Wherever a line in the data below holds "Workers", copy that line.

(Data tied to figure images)

────────────────────

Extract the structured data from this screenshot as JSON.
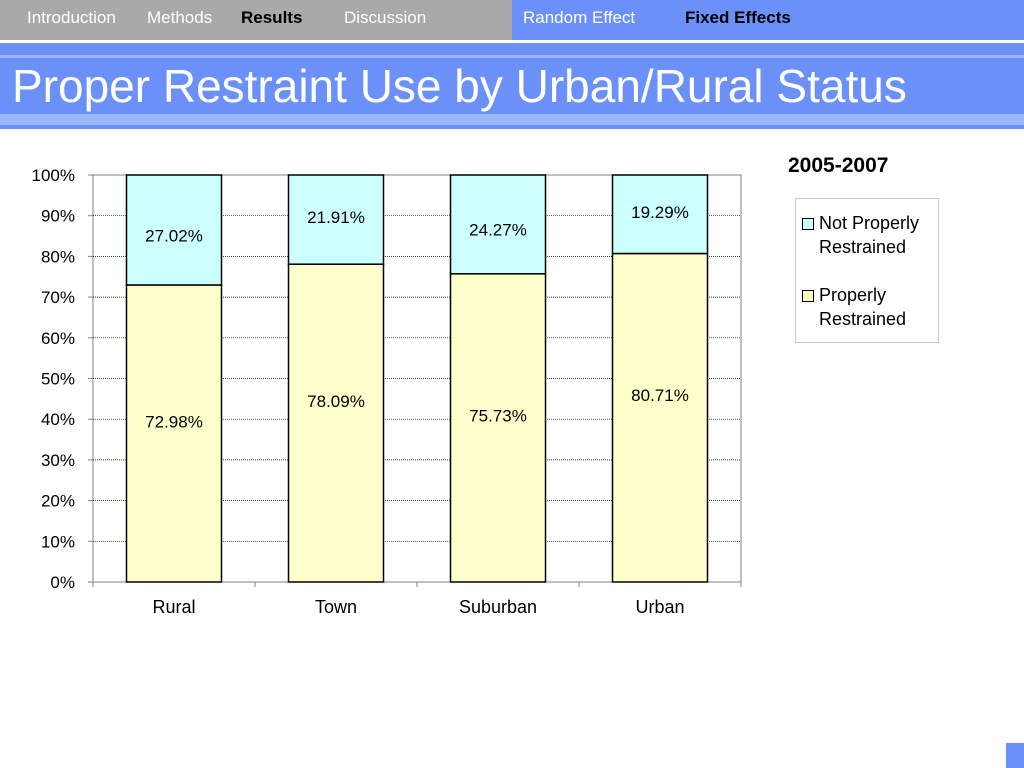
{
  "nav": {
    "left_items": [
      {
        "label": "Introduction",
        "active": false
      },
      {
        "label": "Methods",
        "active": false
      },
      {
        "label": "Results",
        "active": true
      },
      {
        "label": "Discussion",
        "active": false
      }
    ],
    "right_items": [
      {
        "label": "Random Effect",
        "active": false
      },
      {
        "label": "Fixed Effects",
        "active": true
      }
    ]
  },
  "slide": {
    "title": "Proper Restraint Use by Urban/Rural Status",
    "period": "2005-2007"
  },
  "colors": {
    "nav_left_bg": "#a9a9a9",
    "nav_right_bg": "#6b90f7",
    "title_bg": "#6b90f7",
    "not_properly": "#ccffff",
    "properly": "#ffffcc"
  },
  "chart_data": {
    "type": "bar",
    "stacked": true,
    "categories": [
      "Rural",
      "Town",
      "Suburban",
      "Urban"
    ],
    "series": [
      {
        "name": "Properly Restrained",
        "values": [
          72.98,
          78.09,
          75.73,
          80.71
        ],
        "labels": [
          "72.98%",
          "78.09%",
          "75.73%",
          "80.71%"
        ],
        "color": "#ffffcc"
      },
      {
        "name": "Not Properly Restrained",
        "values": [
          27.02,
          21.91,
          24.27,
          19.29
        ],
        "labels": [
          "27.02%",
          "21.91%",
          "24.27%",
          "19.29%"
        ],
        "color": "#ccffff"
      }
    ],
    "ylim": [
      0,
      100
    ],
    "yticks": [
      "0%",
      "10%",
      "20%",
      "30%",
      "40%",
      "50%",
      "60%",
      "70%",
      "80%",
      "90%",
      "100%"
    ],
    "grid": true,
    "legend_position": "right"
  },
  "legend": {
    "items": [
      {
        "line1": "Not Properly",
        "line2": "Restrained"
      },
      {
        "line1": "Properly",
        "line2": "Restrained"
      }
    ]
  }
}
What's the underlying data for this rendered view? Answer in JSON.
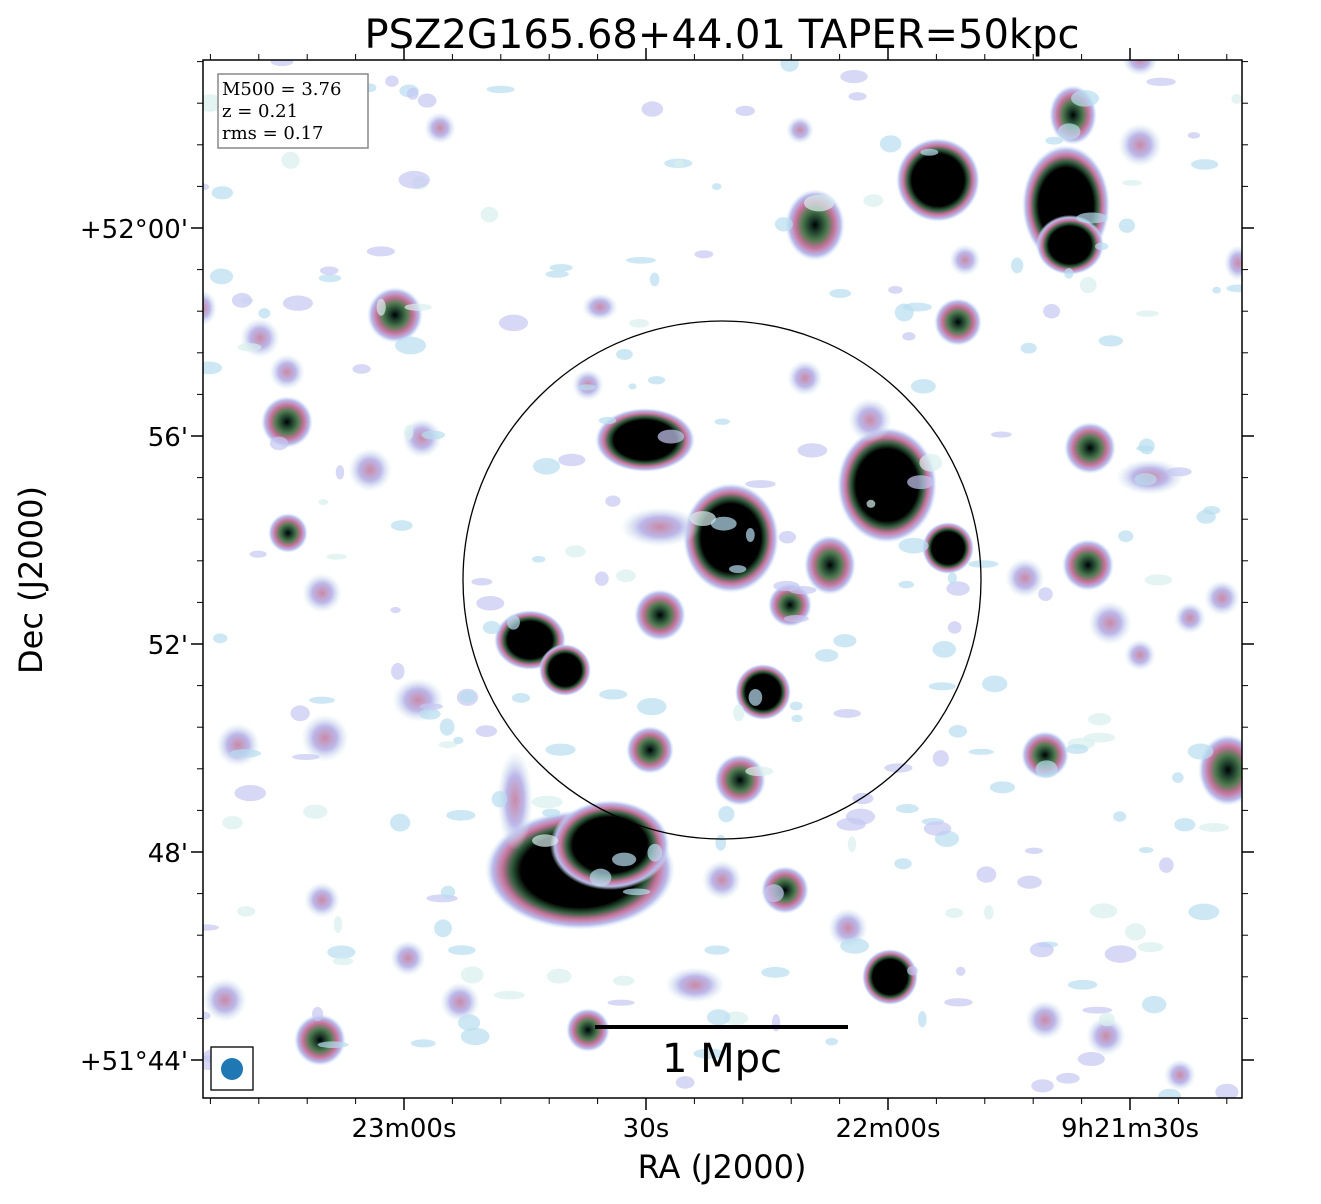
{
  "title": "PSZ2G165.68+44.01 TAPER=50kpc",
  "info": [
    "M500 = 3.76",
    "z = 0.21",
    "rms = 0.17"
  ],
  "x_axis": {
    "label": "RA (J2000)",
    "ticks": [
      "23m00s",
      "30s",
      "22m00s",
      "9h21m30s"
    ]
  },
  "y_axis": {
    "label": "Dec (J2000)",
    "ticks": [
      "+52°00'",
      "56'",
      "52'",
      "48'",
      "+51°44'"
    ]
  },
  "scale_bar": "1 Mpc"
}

────────────────────

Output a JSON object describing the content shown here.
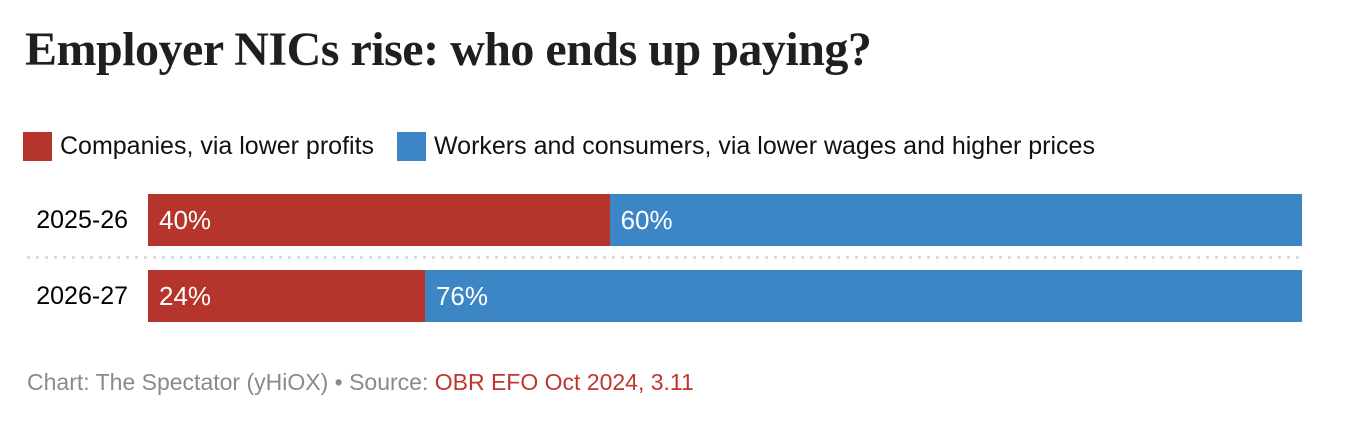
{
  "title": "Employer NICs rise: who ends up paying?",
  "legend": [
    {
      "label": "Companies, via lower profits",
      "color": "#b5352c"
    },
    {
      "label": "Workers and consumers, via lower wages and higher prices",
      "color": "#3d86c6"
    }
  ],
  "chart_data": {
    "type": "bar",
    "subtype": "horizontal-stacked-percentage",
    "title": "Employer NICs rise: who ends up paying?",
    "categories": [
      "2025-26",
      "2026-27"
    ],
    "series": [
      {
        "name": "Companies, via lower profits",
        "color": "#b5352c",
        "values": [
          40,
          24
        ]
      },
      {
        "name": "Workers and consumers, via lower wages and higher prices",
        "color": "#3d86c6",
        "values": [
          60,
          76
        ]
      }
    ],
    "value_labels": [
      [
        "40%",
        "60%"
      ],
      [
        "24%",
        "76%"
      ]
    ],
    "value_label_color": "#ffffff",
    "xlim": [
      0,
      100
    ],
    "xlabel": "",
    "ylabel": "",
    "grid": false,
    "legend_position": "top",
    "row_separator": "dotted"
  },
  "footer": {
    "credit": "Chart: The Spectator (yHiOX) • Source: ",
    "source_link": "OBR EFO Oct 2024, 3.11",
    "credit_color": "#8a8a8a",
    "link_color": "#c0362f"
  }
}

────────────────────

Exercise output:
      "label": "Workers and consumers, via lower wages and higher prices",
        "name": "Workers and consumers, via lower wages and higher prices",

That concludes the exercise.